**Raw records**
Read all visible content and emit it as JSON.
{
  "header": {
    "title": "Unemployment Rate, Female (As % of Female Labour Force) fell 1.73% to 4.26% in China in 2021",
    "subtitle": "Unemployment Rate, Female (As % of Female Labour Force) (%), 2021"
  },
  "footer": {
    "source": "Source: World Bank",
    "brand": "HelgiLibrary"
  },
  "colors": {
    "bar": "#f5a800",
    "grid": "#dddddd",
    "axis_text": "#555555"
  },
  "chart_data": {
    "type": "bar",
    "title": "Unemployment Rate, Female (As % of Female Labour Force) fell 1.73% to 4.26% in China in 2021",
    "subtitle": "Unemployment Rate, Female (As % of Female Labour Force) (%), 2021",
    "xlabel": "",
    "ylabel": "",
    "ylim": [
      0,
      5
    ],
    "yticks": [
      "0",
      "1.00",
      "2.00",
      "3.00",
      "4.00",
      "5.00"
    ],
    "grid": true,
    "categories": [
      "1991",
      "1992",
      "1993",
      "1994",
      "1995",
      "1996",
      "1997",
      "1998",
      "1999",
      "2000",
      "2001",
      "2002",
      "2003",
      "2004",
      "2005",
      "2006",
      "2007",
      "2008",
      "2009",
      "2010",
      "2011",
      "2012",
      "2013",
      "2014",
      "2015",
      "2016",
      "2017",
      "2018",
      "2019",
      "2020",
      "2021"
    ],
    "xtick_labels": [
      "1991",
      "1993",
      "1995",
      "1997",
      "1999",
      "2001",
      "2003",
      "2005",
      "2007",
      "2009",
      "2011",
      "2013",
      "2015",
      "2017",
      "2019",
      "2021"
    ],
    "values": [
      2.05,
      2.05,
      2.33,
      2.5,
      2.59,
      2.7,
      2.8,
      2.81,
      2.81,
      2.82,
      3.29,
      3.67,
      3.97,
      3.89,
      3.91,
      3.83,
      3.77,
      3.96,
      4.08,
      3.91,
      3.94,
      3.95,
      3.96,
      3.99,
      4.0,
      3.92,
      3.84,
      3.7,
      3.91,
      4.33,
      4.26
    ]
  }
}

**The task**
Pull out all lines containing the word "Labour" from the entries above.

**Written answer**
    "title": "Unemployment Rate, Female (As % of Female Labour Force) fell 1.73% to 4.26% in China in 2021",
    "subtitle": "Unemployment Rate, Female (As % of Female Labour Force) (%), 2021"
    "title": "Unemployment Rate, Female (As % of Female Labour Force) fell 1.73% to 4.26% in China in 2021",
    "subtitle": "Unemployment Rate, Female (As % of Female Labour Force) (%), 2021",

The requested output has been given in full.